=== SET PROBLEM ===
Copy every line, leaving nothing out and adding nothing.

-- START EXERCISE MATERIAL --

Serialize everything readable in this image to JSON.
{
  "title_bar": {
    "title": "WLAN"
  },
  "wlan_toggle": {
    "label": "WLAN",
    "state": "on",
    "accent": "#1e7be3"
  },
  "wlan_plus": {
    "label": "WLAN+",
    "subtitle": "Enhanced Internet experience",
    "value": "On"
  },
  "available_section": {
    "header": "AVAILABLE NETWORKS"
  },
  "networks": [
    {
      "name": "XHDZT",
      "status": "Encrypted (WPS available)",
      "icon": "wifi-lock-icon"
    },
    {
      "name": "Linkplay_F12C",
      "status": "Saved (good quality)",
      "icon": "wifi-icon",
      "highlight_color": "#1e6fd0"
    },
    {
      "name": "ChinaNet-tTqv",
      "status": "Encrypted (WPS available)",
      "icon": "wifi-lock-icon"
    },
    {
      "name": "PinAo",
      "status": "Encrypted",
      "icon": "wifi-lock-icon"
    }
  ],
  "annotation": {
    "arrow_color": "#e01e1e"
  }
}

-- END EXERCISE MATERIAL --

=== EXERCISE ANSWER ===
Serialize everything readable in this image to JSON.
{
  "title_bar": {
    "title": "WLAN"
  },
  "wlan_toggle": {
    "label": "WLAN",
    "state": "on",
    "accent": "#1e7be3"
  },
  "wlan_plus": {
    "label": "WLAN+",
    "subtitle": "Enhanced Internet experience",
    "value": "On"
  },
  "available_section": {
    "header": "AVAILABLE NETWORKS"
  },
  "networks": [
    {
      "name": "XHDZT",
      "status": "Encrypted (WPS available)",
      "icon": "wifi-lock-icon"
    },
    {
      "name": "Linkplay_F12C",
      "status": "Saved (good quality)",
      "icon": "wifi-icon",
      "highlight_color": "#1e6fd0"
    },
    {
      "name": "ChinaNet-tTqv",
      "status": "Encrypted (WPS available)",
      "icon": "wifi-lock-icon"
    },
    {
      "name": "PinAo",
      "status": "Encrypted",
      "icon": "wifi-lock-icon"
    }
  ],
  "annotation": {
    "arrow_color": "#e01e1e"
  }
}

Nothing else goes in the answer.